Stated task:
Copy, from the entries below, each line in which the string "differently" appears.

Saved entries:
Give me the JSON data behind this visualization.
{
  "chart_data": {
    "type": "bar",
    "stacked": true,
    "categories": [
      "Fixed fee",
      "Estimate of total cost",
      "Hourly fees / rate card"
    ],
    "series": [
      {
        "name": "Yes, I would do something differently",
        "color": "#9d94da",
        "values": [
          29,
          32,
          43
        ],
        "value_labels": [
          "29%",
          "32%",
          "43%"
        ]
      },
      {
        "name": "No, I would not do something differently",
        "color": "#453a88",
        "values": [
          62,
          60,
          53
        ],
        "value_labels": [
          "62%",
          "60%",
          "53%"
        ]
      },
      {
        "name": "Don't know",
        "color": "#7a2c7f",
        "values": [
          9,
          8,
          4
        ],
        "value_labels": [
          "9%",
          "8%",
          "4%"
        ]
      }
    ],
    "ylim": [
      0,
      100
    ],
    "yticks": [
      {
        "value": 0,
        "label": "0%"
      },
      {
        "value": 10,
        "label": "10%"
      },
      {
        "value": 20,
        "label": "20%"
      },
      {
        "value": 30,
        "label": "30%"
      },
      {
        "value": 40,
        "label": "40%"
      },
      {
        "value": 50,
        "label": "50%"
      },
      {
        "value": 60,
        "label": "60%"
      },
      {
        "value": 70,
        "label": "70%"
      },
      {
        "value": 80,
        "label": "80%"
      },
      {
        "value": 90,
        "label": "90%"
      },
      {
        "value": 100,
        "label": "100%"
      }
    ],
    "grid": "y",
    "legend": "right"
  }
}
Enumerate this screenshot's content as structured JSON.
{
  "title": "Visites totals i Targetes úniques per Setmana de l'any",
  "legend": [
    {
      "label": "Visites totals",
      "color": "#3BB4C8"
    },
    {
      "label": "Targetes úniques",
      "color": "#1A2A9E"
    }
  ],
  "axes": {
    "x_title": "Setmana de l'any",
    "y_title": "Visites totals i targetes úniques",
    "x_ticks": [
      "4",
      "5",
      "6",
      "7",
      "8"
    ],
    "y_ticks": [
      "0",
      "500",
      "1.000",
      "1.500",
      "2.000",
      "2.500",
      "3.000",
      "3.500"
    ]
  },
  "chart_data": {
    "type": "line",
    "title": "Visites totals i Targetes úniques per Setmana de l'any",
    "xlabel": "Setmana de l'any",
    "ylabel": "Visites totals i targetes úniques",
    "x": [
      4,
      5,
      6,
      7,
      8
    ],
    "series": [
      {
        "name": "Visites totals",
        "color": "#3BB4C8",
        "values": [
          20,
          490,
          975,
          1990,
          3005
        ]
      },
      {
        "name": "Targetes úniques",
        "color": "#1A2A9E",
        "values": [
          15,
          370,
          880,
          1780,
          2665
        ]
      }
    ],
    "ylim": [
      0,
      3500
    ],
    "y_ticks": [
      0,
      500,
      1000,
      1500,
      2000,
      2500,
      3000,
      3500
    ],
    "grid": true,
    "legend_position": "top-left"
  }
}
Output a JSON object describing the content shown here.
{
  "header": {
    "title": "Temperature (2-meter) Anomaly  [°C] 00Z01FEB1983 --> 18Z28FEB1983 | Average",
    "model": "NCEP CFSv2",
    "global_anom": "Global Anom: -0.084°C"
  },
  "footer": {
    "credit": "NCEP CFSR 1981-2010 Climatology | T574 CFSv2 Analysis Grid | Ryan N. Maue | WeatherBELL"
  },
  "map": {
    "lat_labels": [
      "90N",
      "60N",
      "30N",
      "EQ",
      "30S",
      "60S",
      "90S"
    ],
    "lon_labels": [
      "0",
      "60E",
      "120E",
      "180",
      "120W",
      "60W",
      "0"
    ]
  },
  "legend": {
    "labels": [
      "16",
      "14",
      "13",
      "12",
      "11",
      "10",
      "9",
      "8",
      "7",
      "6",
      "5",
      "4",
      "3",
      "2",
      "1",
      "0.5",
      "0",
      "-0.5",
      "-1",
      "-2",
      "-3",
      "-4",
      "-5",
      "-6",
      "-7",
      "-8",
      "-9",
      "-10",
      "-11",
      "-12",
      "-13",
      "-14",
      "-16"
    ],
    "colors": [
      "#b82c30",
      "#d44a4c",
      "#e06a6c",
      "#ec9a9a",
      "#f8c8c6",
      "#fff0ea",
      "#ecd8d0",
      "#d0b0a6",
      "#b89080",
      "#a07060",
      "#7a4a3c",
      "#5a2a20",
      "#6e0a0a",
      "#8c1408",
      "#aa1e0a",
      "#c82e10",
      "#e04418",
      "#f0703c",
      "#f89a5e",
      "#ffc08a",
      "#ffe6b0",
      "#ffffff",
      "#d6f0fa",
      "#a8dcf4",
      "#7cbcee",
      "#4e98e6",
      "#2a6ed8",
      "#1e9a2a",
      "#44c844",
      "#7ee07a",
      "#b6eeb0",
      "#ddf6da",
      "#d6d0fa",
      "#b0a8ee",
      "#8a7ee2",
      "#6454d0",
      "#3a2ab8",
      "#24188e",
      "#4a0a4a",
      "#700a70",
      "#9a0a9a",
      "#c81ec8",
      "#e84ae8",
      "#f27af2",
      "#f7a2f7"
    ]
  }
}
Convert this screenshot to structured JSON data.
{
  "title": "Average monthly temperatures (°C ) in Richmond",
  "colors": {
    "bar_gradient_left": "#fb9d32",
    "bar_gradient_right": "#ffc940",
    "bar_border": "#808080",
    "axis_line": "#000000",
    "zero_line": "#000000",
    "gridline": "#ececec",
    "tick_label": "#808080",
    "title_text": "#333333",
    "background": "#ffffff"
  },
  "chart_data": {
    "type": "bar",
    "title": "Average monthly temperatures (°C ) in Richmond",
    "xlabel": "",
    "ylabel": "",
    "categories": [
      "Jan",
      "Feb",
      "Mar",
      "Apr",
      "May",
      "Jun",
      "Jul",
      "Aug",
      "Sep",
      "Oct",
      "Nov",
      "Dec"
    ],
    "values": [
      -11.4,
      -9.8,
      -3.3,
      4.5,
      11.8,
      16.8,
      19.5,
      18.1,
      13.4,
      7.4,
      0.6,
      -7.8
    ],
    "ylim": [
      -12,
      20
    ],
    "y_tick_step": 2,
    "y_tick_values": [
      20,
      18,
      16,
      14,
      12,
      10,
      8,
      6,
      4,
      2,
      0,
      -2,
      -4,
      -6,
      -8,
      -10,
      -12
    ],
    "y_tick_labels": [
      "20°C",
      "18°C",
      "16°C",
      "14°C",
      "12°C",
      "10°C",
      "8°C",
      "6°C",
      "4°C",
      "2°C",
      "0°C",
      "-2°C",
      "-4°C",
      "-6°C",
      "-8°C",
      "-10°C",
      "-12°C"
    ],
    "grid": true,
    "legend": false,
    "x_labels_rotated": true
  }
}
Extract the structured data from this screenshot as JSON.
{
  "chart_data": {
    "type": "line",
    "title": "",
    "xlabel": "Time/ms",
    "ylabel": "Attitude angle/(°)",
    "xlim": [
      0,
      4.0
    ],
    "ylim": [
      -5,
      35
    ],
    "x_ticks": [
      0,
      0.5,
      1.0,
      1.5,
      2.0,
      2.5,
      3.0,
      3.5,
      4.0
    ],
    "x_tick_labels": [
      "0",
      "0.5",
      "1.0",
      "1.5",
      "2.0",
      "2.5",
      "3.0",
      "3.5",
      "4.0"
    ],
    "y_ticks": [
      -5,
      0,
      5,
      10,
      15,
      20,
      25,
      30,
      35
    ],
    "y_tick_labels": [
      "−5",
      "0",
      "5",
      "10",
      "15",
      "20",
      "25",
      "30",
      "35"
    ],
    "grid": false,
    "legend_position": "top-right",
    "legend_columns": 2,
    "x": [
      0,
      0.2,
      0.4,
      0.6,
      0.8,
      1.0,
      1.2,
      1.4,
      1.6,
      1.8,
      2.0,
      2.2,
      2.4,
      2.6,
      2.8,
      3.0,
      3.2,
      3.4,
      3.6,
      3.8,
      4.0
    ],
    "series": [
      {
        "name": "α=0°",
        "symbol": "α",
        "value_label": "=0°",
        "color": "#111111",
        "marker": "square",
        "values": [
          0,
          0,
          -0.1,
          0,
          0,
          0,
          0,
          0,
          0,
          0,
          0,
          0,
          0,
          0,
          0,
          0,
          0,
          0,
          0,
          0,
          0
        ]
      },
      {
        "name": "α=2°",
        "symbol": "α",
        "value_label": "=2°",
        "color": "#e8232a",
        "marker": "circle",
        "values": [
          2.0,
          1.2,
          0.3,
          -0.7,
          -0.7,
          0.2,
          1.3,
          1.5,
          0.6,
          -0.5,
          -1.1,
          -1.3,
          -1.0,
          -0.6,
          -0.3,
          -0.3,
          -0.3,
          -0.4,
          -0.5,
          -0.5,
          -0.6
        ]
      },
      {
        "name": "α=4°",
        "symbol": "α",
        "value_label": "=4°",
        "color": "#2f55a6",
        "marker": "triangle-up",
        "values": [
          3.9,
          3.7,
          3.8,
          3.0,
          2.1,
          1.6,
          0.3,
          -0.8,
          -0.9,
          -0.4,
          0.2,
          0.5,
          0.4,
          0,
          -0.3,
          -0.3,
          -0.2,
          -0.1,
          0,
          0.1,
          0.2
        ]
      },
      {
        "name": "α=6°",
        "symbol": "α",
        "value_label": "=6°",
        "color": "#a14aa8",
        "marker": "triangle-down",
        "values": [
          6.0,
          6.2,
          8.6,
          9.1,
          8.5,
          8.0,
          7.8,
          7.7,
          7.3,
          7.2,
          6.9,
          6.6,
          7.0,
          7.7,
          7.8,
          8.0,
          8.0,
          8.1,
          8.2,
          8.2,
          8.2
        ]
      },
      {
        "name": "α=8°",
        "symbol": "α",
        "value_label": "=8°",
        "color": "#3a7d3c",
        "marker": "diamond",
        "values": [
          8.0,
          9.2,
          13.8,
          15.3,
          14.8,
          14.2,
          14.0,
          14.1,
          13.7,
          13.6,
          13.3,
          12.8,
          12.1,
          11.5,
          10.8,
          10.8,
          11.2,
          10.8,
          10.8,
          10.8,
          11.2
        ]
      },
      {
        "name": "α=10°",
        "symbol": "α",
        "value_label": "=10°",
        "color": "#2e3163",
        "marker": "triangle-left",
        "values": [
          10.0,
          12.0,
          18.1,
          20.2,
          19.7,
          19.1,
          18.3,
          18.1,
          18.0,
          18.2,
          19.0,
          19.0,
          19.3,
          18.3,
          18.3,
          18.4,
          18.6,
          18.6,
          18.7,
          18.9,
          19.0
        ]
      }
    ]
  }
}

Task output:
        "name": "Yes, I would do something differently",
        "name": "No, I would not do something differently",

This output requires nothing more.